--- BEGIN ---

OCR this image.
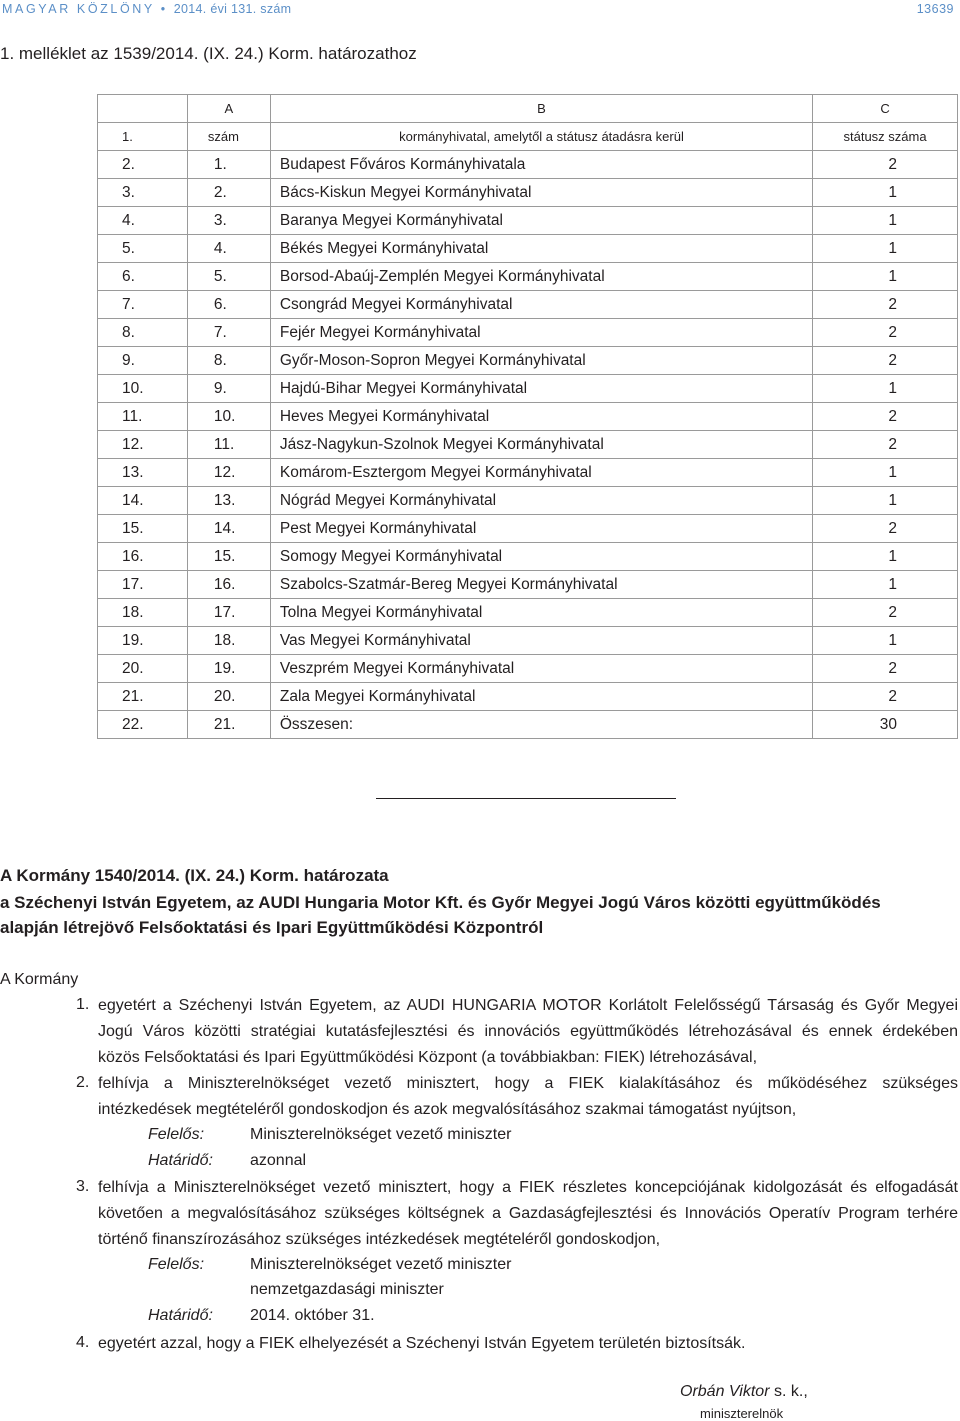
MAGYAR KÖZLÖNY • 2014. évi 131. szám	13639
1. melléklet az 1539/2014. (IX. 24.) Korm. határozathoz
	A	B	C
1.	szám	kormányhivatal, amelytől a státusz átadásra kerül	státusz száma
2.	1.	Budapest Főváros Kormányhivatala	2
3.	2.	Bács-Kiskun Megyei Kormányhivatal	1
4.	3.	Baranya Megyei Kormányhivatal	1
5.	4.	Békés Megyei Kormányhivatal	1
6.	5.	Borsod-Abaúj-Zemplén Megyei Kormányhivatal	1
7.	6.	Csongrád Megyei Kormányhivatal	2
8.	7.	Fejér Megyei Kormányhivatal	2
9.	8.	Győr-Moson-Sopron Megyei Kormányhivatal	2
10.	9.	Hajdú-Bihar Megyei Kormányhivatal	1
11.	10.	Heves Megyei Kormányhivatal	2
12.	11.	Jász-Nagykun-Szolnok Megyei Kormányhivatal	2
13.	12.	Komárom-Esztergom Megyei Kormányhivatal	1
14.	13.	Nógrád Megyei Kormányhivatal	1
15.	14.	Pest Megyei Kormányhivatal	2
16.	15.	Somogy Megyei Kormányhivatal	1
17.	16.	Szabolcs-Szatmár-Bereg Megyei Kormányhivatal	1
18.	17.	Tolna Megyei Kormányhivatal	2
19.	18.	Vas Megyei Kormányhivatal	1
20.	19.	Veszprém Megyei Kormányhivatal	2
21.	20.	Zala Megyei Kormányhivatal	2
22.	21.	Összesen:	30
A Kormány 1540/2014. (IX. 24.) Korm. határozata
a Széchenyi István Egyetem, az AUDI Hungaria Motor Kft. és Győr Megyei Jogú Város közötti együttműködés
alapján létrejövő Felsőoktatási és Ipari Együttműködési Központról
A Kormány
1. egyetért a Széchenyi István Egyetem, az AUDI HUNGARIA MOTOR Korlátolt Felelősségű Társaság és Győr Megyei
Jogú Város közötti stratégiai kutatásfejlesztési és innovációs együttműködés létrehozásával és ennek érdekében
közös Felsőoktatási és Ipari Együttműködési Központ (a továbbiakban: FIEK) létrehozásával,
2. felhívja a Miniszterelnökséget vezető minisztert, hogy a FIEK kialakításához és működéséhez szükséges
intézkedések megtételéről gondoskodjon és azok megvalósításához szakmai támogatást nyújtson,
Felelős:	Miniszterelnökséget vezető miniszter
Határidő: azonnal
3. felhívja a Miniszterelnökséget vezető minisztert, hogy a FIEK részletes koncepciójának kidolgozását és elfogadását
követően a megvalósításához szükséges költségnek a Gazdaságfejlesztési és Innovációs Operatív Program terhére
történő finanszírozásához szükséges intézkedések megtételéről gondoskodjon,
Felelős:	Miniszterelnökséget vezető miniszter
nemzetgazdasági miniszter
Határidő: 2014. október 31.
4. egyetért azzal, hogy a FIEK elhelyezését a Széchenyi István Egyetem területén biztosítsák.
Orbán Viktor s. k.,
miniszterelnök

--- END ---

* **The exercise**
Pick out every line with the string "Felsőoktatási" and copy it.

* **Reply**
alapján létrejövő Felsőoktatási és Ipari Együttműködési Központról
közös Felsőoktatási és Ipari Együttműködési Központ (a továbbiakban: FIEK) létrehozásával,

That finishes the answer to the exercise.